* _Request_
Repeat every record below exactly, omitting any pictures.

* _Excerpted data_
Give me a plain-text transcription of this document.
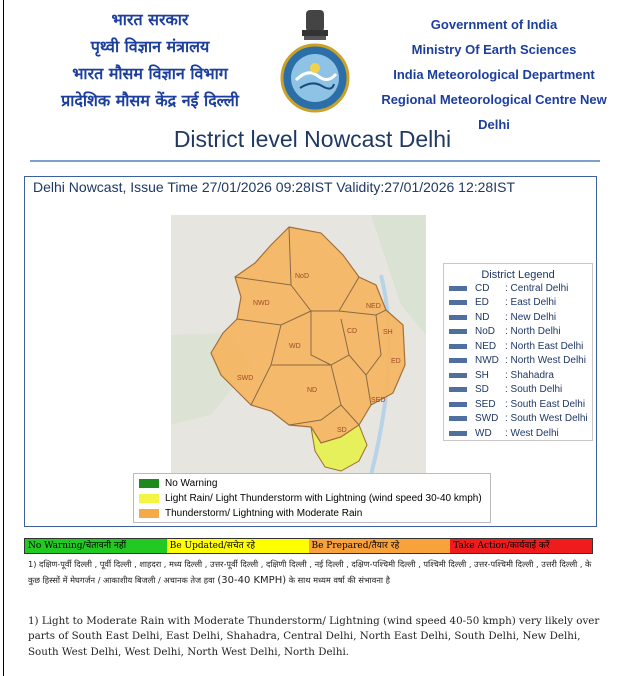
भारत सरकार
पृथ्वी विज्ञान मंत्रालय
भारत मौसम विज्ञान विभाग
प्रादेशिक मौसम केंद्र नई दिल्ली
Government of India
Ministry Of Earth Sciences
India Meteorological Department
Regional Meteorological Centre New Delhi
District level Nowcast Delhi
Delhi Nowcast, Issue Time 27/01/2026 09:28IST Validity:27/01/2026 12:28IST
NoD
NWD	NED
CD	SH
WD
ED
SWD
ND
SED
SD
District Legend
CD	: Central Delhi
ED	: East Delhi
ND	: New Delhi
NoD : North Delhi
NED : North East Delhi
NWD : North West Delhi
SH	: Shahadra
SD	: South Delhi
SED : South East Delhi
SWD : South West Delhi
WD	: West Delhi
No Warning
Light Rain/ Light Thunderstorm with Lightning (wind speed 30-40 kmph)
Thunderstorm/ Lightning with Moderate Rain
No Warning/चेतावनी नहीं	Be Updated/सचेत रहे	Be Prepared/तैयार रहे	Take Action/कार्यवाई करें
1) दक्षिण-पूर्वी दिल्ली , पूर्वी दिल्ली , शाहदरा , मध्य दिल्ली , उत्तर-पूर्वी दिल्ली , दक्षिणी दिल्ली , नई दिल्ली , दक्षिण-पश्चिमी दिल्ली , पश्चिमी दिल्ली , उत्तर-पश्चिमी दिल्ली , उत्तरी दिल्ली , के कुछ हिस्सों में मेघगर्जन / आकाशीय बिजली / अचानक तेज हवा (30-40 KMPH) के साथ मध्यम वर्षा की संभावना है
1) Light to Moderate Rain with Moderate Thunderstorm/ Lightning (wind speed 40-50 kmph) very likely over parts of South East Delhi, East Delhi, Shahadra, Central Delhi, North East Delhi, South Delhi, New Delhi, South West Delhi, West Delhi, North West Delhi, North Delhi.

* _Solution to the problem_
Give me a plain-text transcription of this document.
भारत सरकार
पृथ्वी विज्ञान मंत्रालय
भारत मौसम विज्ञान विभाग
प्रादेशिक मौसम केंद्र नई दिल्ली
Government of India
Ministry Of Earth Sciences
India Meteorological Department
Regional Meteorological Centre New Delhi
District level Nowcast Delhi
Delhi Nowcast, Issue Time 27/01/2026 09:28IST Validity:27/01/2026 12:28IST
NoD
NWD	NED
CD	SH
WD
ED
SWD
ND
SED
SD
District Legend
CD	: Central Delhi
ED	: East Delhi
ND	: New Delhi
NoD : North Delhi
NED : North East Delhi
NWD : North West Delhi
SH	: Shahadra
SD	: South Delhi
SED : South East Delhi
SWD : South West Delhi
WD	: West Delhi
No Warning
Light Rain/ Light Thunderstorm with Lightning (wind speed 30-40 kmph)
Thunderstorm/ Lightning with Moderate Rain
No Warning/चेतावनी नहीं	Be Updated/सचेत रहे	Be Prepared/तैयार रहे	Take Action/कार्यवाई करें
1) दक्षिण-पूर्वी दिल्ली , पूर्वी दिल्ली , शाहदरा , मध्य दिल्ली , उत्तर-पूर्वी दिल्ली , दक्षिणी दिल्ली , नई दिल्ली , दक्षिण-पश्चिमी दिल्ली , पश्चिमी दिल्ली , उत्तर-पश्चिमी दिल्ली , उत्तरी दिल्ली , के कुछ हिस्सों में मेघगर्जन / आकाशीय बिजली / अचानक तेज हवा (30-40 KMPH) के साथ मध्यम वर्षा की संभावना है
1) Light to Moderate Rain with Moderate Thunderstorm/ Lightning (wind speed 40-50 kmph) very likely over parts of South East Delhi, East Delhi, Shahadra, Central Delhi, North East Delhi, South Delhi, New Delhi, South West Delhi, West Delhi, North West Delhi, North Delhi.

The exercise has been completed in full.